**What you need to do:** Show every line below where "TradingView" can be found.

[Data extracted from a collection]
—————

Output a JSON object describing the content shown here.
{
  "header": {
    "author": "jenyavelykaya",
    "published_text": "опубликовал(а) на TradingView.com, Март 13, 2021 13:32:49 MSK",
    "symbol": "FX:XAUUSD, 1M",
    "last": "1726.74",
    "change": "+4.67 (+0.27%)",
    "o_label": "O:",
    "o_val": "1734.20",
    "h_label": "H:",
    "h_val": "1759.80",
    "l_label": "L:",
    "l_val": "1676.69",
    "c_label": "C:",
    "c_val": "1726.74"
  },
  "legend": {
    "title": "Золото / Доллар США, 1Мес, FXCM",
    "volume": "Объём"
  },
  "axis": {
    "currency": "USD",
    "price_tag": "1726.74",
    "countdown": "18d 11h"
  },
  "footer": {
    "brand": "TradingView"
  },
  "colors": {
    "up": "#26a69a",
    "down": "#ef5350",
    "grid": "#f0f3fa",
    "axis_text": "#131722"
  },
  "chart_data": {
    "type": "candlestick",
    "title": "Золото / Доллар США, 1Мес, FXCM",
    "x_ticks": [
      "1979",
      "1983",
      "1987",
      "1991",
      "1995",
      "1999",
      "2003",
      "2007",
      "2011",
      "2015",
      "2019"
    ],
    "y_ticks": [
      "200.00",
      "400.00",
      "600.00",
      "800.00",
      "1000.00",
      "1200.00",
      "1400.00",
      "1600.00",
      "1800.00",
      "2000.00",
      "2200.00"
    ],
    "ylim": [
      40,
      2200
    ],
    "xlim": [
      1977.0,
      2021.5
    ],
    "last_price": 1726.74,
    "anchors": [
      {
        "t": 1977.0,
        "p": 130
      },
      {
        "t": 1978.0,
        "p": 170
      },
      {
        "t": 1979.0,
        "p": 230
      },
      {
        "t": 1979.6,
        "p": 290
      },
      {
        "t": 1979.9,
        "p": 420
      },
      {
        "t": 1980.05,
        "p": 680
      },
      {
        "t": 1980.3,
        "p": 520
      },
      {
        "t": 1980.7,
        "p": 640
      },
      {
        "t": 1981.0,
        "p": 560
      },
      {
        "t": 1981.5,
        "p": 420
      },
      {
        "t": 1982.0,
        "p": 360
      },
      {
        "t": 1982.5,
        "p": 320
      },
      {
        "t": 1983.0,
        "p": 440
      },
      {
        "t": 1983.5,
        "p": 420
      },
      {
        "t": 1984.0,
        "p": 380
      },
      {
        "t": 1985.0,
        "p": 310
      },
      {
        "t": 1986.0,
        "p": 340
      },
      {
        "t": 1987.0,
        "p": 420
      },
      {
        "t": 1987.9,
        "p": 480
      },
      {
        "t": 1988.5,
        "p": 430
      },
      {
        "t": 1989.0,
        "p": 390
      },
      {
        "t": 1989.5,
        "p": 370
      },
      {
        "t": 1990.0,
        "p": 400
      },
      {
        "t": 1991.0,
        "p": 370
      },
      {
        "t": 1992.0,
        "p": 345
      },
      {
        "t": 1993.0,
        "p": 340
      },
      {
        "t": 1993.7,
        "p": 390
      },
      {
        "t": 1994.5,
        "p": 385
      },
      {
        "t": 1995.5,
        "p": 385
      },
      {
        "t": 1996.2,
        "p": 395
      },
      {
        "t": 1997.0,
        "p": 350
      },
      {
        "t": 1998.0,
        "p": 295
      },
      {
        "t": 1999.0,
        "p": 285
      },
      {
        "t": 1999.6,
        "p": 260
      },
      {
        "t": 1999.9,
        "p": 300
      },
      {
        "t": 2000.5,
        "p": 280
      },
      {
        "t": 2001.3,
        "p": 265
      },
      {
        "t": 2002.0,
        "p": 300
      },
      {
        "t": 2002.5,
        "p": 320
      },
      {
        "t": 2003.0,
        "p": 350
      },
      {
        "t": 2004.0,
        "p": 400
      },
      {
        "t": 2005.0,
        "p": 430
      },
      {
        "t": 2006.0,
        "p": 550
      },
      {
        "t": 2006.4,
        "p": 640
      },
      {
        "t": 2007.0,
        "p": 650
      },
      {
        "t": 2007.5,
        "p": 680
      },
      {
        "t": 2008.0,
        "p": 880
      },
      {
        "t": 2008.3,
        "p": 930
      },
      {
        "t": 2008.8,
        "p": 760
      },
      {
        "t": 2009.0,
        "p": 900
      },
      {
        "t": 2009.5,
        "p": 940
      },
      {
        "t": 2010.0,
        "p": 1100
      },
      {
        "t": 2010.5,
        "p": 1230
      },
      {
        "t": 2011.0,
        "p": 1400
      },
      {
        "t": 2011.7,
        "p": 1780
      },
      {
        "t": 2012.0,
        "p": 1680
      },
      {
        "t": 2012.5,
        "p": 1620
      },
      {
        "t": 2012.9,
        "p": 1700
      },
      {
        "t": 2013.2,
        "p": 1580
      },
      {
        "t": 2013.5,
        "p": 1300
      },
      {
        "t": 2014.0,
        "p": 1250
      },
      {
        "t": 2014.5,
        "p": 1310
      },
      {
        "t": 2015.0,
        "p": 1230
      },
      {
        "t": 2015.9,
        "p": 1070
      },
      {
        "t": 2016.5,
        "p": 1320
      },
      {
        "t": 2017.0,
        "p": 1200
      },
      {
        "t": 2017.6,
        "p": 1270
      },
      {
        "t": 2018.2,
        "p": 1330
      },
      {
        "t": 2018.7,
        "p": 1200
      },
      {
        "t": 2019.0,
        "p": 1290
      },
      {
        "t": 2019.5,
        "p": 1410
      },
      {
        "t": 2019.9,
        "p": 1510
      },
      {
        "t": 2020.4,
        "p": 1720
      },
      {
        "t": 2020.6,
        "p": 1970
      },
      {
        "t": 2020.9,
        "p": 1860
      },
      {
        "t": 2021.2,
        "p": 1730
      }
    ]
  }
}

—————

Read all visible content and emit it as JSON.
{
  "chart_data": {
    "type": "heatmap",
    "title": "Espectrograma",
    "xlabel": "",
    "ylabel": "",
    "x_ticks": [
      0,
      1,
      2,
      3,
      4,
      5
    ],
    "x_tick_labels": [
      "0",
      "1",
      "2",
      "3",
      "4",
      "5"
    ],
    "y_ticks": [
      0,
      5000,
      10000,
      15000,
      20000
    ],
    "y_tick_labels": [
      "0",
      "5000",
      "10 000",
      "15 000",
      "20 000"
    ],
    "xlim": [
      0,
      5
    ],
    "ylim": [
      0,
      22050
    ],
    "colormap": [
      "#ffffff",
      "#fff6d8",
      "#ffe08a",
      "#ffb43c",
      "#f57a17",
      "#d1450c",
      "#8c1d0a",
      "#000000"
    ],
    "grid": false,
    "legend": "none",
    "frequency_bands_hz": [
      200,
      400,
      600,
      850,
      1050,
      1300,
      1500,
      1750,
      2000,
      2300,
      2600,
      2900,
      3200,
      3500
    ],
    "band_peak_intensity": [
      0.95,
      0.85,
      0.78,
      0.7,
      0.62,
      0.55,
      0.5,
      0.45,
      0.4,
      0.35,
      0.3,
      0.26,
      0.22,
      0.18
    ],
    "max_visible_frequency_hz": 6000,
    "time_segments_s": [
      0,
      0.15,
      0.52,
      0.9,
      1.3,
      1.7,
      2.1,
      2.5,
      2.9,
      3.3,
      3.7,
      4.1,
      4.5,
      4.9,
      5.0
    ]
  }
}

—————

**Response to the task:**
    "published_text": "опубликовал(а) на TradingView.com, Март 13, 2021 13:32:49 MSK",
    "brand": "TradingView"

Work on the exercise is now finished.